- Required task:
Only lines with the word "Kitchen" are needed; collect each of them from the listing below.

Stored items from a collection
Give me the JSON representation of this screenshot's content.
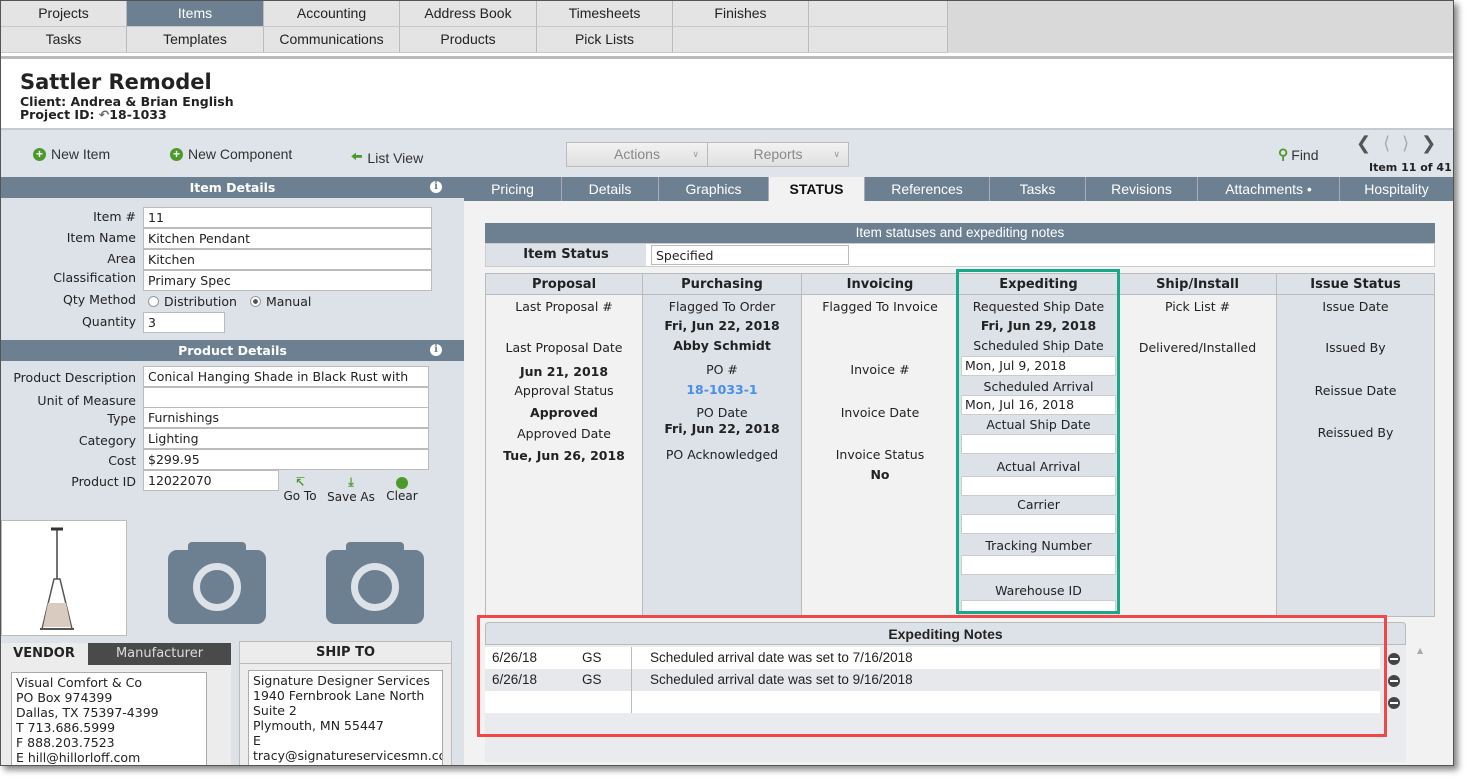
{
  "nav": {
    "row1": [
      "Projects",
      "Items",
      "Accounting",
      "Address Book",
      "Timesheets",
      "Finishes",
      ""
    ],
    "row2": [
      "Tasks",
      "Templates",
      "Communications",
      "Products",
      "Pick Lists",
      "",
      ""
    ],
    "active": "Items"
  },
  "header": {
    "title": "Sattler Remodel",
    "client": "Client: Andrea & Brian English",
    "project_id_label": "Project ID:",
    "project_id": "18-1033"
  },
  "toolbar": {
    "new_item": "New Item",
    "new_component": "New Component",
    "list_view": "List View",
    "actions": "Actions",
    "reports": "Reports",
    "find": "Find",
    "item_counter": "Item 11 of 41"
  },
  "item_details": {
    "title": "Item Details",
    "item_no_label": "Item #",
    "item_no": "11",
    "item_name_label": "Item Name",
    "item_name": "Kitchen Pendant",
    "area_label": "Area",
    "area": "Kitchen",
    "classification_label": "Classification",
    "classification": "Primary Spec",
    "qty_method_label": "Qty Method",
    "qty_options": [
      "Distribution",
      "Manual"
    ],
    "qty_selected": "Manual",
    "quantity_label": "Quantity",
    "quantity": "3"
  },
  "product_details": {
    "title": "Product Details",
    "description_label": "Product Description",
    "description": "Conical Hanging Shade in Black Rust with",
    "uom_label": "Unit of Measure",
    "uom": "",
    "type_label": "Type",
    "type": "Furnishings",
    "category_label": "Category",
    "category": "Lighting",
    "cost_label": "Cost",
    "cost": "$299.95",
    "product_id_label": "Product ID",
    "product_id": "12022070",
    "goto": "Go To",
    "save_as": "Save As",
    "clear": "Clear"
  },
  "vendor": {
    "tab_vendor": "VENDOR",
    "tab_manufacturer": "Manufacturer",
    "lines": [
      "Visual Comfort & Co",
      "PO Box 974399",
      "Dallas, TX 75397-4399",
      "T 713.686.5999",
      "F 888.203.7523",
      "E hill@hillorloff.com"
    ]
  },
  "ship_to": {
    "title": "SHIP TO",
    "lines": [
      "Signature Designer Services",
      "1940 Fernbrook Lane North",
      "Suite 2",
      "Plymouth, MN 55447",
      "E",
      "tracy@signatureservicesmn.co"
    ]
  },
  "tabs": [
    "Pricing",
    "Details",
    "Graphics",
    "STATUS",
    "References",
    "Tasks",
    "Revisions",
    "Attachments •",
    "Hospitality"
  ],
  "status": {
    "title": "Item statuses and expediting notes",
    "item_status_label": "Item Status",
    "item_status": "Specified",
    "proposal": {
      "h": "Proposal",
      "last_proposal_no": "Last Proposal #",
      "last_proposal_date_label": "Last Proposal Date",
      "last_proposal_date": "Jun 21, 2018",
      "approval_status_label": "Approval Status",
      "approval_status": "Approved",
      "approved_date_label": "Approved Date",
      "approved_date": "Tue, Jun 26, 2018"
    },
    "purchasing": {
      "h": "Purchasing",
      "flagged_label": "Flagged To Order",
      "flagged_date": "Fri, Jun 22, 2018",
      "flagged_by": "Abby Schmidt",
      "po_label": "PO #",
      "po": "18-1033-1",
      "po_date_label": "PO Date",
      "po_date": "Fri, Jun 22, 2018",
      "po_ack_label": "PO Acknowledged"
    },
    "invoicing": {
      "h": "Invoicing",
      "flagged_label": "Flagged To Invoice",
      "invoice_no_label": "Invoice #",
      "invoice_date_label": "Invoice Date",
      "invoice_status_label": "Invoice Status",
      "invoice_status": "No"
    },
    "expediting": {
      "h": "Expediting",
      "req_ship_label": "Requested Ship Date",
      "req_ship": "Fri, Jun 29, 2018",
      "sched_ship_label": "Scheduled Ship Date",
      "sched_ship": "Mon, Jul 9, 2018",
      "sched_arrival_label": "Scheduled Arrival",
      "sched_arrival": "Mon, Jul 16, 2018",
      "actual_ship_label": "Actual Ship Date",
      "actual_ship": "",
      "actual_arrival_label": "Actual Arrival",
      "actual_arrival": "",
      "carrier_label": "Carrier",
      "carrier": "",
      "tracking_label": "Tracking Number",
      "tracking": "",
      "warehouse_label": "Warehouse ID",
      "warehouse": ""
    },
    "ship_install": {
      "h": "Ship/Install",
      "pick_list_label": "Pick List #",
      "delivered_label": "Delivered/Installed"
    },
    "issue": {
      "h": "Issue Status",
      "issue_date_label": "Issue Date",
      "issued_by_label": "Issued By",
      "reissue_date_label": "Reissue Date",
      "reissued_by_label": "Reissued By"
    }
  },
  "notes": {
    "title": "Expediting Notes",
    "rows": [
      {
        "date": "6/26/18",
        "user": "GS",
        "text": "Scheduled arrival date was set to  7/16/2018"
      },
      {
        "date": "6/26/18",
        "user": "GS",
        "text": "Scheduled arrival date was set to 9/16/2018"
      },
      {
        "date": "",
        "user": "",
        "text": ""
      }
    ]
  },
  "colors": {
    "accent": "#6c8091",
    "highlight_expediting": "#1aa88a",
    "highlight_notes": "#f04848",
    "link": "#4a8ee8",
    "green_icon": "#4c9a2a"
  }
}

--

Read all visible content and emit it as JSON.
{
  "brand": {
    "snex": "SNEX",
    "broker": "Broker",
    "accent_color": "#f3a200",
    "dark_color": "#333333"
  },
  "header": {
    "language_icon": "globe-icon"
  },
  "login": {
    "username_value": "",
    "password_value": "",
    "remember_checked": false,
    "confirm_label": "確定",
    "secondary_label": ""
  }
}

- Answer to the task:
    "item_name": "Kitchen Pendant",
    "area": "Kitchen",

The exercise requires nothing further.